● Problem statement: Your task is to transcribe the data in full.

● Entries supplied:
»»
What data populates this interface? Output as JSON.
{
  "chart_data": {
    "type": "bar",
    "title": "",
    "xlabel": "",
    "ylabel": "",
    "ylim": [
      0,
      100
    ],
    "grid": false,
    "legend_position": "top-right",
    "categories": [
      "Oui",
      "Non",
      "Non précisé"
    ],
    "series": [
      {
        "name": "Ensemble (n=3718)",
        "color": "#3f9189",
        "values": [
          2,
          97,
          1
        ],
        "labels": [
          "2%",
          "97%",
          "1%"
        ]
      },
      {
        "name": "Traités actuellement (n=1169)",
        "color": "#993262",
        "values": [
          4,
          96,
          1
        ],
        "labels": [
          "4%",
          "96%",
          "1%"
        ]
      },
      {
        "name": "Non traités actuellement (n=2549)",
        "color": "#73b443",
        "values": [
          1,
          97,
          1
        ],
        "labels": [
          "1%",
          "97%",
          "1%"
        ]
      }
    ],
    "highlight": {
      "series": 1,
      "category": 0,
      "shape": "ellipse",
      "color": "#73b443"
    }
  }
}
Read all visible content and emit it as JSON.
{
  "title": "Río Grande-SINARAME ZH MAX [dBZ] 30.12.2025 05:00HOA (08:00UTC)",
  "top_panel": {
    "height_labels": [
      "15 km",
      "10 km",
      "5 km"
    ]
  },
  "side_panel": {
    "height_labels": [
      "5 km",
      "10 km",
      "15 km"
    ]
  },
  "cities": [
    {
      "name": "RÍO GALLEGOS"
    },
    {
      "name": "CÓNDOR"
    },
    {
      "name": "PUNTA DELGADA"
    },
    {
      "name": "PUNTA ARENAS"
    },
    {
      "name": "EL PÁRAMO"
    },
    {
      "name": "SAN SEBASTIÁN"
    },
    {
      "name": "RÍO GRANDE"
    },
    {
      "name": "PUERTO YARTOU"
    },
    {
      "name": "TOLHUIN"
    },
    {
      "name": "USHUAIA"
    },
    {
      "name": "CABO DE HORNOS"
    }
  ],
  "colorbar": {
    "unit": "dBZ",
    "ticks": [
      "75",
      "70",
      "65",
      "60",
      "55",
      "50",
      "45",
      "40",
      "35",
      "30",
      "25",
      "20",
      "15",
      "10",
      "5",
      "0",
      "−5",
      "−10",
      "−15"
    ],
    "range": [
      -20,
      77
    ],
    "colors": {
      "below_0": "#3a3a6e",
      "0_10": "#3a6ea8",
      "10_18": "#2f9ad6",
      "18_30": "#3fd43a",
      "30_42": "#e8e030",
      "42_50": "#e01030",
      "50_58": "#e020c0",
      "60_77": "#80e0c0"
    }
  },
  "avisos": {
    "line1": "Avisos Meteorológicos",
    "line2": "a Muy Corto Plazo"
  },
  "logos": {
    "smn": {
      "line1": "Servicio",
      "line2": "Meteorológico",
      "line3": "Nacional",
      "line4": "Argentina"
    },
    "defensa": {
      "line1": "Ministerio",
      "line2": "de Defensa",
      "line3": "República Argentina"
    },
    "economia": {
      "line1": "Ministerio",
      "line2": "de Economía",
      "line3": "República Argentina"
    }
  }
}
««
● Reply:
What data populates this interface? Output as JSON.
{
  "chart_data": {
    "type": "bar",
    "title": "",
    "xlabel": "",
    "ylabel": "",
    "ylim": [
      0,
      100
    ],
    "grid": false,
    "legend_position": "top-right",
    "categories": [
      "Oui",
      "Non",
      "Non précisé"
    ],
    "series": [
      {
        "name": "Ensemble (n=3718)",
        "color": "#3f9189",
        "values": [
          2,
          97,
          1
        ],
        "labels": [
          "2%",
          "97%",
          "1%"
        ]
      },
      {
        "name": "Traités actuellement (n=1169)",
        "color": "#993262",
        "values": [
          4,
          96,
          1
        ],
        "labels": [
          "4%",
          "96%",
          "1%"
        ]
      },
      {
        "name": "Non traités actuellement (n=2549)",
        "color": "#73b443",
        "values": [
          1,
          97,
          1
        ],
        "labels": [
          "1%",
          "97%",
          "1%"
        ]
      }
    ],
    "highlight": {
      "series": 1,
      "category": 0,
      "shape": "ellipse",
      "color": "#73b443"
    }
  }
}
Read all visible content and emit it as JSON.
{
  "title": "Río Grande-SINARAME ZH MAX [dBZ] 30.12.2025 05:00HOA (08:00UTC)",
  "top_panel": {
    "height_labels": [
      "15 km",
      "10 km",
      "5 km"
    ]
  },
  "side_panel": {
    "height_labels": [
      "5 km",
      "10 km",
      "15 km"
    ]
  },
  "cities": [
    {
      "name": "RÍO GALLEGOS"
    },
    {
      "name": "CÓNDOR"
    },
    {
      "name": "PUNTA DELGADA"
    },
    {
      "name": "PUNTA ARENAS"
    },
    {
      "name": "EL PÁRAMO"
    },
    {
      "name": "SAN SEBASTIÁN"
    },
    {
      "name": "RÍO GRANDE"
    },
    {
      "name": "PUERTO YARTOU"
    },
    {
      "name": "TOLHUIN"
    },
    {
      "name": "USHUAIA"
    },
    {
      "name": "CABO DE HORNOS"
    }
  ],
  "colorbar": {
    "unit": "dBZ",
    "ticks": [
      "75",
      "70",
      "65",
      "60",
      "55",
      "50",
      "45",
      "40",
      "35",
      "30",
      "25",
      "20",
      "15",
      "10",
      "5",
      "0",
      "−5",
      "−10",
      "−15"
    ],
    "range": [
      -20,
      77
    ],
    "colors": {
      "below_0": "#3a3a6e",
      "0_10": "#3a6ea8",
      "10_18": "#2f9ad6",
      "18_30": "#3fd43a",
      "30_42": "#e8e030",
      "42_50": "#e01030",
      "50_58": "#e020c0",
      "60_77": "#80e0c0"
    }
  },
  "avisos": {
    "line1": "Avisos Meteorológicos",
    "line2": "a Muy Corto Plazo"
  },
  "logos": {
    "smn": {
      "line1": "Servicio",
      "line2": "Meteorológico",
      "line3": "Nacional",
      "line4": "Argentina"
    },
    "defensa": {
      "line1": "Ministerio",
      "line2": "de Defensa",
      "line3": "República Argentina"
    },
    "economia": {
      "line1": "Ministerio",
      "line2": "de Economía",
      "line3": "República Argentina"
    }
  }
}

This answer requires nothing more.